TO-DO LIST:
1. In the passage on William Miller Paxton, rewrite the stretch from "Dr. Paxton’s father, Colonel" through "his theological training.", changing "repaired" to "traveled".
2. Quote word for word the stretch of the records from the line containing "staticText: Don’t have" through the line containing "staticText: Login bbox=[57, 180, 113, 207]".

SOURCE DOCUMENT:
Dr. Paxton’s father, Colonel James Dunlop Paxton, was a man of intelligence and enterprise, of fine presence and large influence in the community, engaged in the manufacture of iron, first at Maria Furnace, and later near Gettysburg and Chambersburg. It was at Maria Furnace that William Miller Paxton was born, on the seventh day of June, 1824. His youth was passed mostly at Gettysburg…his collegiate training at Pennsylvania College. He began the study of law, [but] united on profession of faith with the Falling Spring Presbyterian Church at Chambersburg, in March, 1845, …[and] Not more than a month after uniting with the church, on April 9th, 1845, he was received under the care of the Presbytery of Carlisle as a candidate for the ministry, and in the ensuing autumn he repaired to Princeton for his theological training.

Spatial layout records
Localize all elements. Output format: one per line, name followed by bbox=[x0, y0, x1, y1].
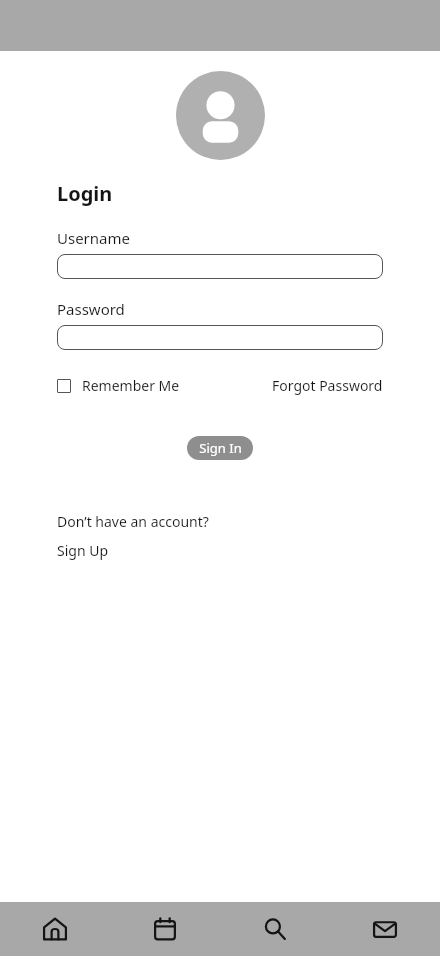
staticText: Don’t have an account? bbox=[57, 512, 209, 531]
staticText: Remember Me bbox=[82, 376, 180, 395]
button[interactable]: Forgot Password bbox=[272, 376, 383, 395]
button[interactable]: Username field bbox=[57, 254, 383, 279]
staticText: Password bbox=[57, 299, 125, 319]
staticText: Sign In bbox=[199, 439, 242, 457]
button[interactable]: Calendar bbox=[110, 902, 220, 956]
button[interactable]: Profile avatar bbox=[176, 71, 265, 160]
button[interactable]: Home bbox=[0, 902, 110, 956]
button[interactable]: Remember Me bbox=[57, 376, 180, 395]
button[interactable]: Mail bbox=[330, 902, 440, 956]
staticText: Username bbox=[57, 228, 130, 248]
button[interactable]: Password field bbox=[57, 325, 383, 350]
button[interactable]: Search bbox=[220, 902, 330, 956]
staticText: Login bbox=[57, 180, 113, 207]
button[interactable]: Sign In bbox=[187, 436, 253, 460]
button[interactable]: Sign Up bbox=[57, 541, 109, 560]
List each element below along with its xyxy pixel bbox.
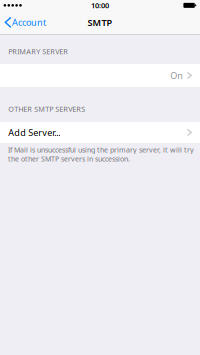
staticText: Add Server...	[8, 126, 60, 138]
staticText: 10:00	[91, 0, 109, 10]
staticText: OTHER SMTP SERVERS	[8, 104, 85, 114]
staticText: If Mail is unsuccessful using the primar…	[8, 145, 194, 164]
button[interactable]: On	[0, 64, 200, 87]
staticText: SMTP	[88, 16, 112, 29]
staticText: On	[170, 69, 183, 82]
staticText: Account	[12, 16, 46, 28]
button[interactable]: Add Server...	[0, 122, 200, 143]
button[interactable]: Account	[0, 13, 50, 32]
staticText: PRIMARY SERVER	[8, 46, 68, 56]
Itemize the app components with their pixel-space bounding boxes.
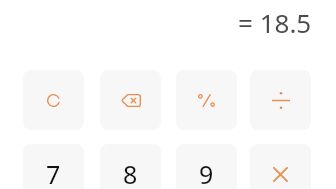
button[interactable]: Clear: [23, 70, 84, 130]
button[interactable]: Backspace: [100, 70, 161, 130]
button[interactable]: 9: [176, 144, 237, 189]
staticText: 7: [46, 157, 61, 189]
staticText: 9: [199, 157, 214, 189]
staticText: = 18.5: [238, 5, 312, 40]
button[interactable]: Percent: [176, 70, 237, 130]
button[interactable]: 8: [100, 144, 161, 189]
staticText: 8: [123, 157, 138, 189]
button[interactable]: 7: [23, 144, 84, 189]
button[interactable]: Divide: [250, 70, 311, 130]
button[interactable]: Multiply: [250, 144, 311, 189]
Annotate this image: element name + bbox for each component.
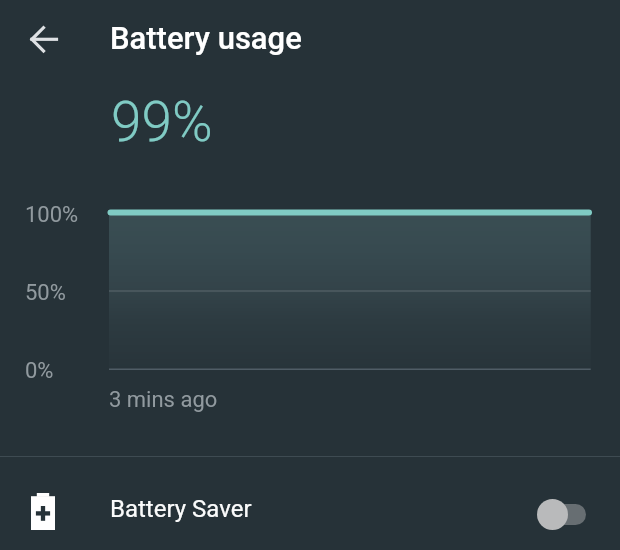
- button[interactable]: Back: [15, 12, 71, 68]
- staticText: 99%: [111, 90, 213, 154]
- staticText: Battery Saver: [110, 495, 252, 523]
- button[interactable]: Battery Saver: [0, 457, 620, 550]
- staticText: 0%: [25, 358, 54, 384]
- staticText: Battery usage: [110, 20, 302, 56]
- staticText: 50%: [25, 280, 66, 306]
- staticText: 3 mins ago: [109, 387, 218, 413]
- staticText: 100%: [25, 202, 79, 228]
- button[interactable]: Battery Saver toggle, off: [525, 490, 597, 538]
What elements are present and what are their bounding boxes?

PROBLEM SOLUTIONS:
1.
Dr. Paxton’s father, Colonel James Dunlop Paxton, was a man of intelligence and enterprise, of fine presence and large influence in the community, engaged in the manufacture of iron, first at Maria Furnace, and later near Gettysburg and Chambersburg. It was at Maria Furnace that William Miller Paxton was born, on the seventh day of June, 1824. His youth was passed mostly at Gettysburg…his collegiate training at Pennsylvania College. He began the study of law, [but] united on profession of faith with the Falling Spring Presbyterian Church at Chambersburg, in March, 1845, …[and] Not more than a month after uniting with the church, on April 9th, 1845, he was received under the care of the Presbytery of Carlisle as a candidate for the ministry, and in the ensuing autumn he traveled to Princeton for his theological training.

2.
staticText: Don’t have an account? bbox=[57, 512, 209, 531]
staticText: Remember Me bbox=[82, 376, 180, 395]
button[interactable]: Forgot Password bbox=[272, 376, 383, 395]
button[interactable]: Username field bbox=[57, 254, 383, 279]
staticText: Password bbox=[57, 299, 125, 319]
staticText: Sign In bbox=[199, 439, 242, 457]
button[interactable]: Calendar bbox=[110, 902, 220, 956]
button[interactable]: Profile avatar bbox=[176, 71, 265, 160]
button[interactable]: Home bbox=[0, 902, 110, 956]
button[interactable]: Remember Me bbox=[57, 376, 180, 395]
button[interactable]: Mail bbox=[330, 902, 440, 956]
staticText: Username bbox=[57, 228, 130, 248]
button[interactable]: Password field bbox=[57, 325, 383, 350]
button[interactable]: Search bbox=[220, 902, 330, 956]
staticText: Login bbox=[57, 180, 113, 207]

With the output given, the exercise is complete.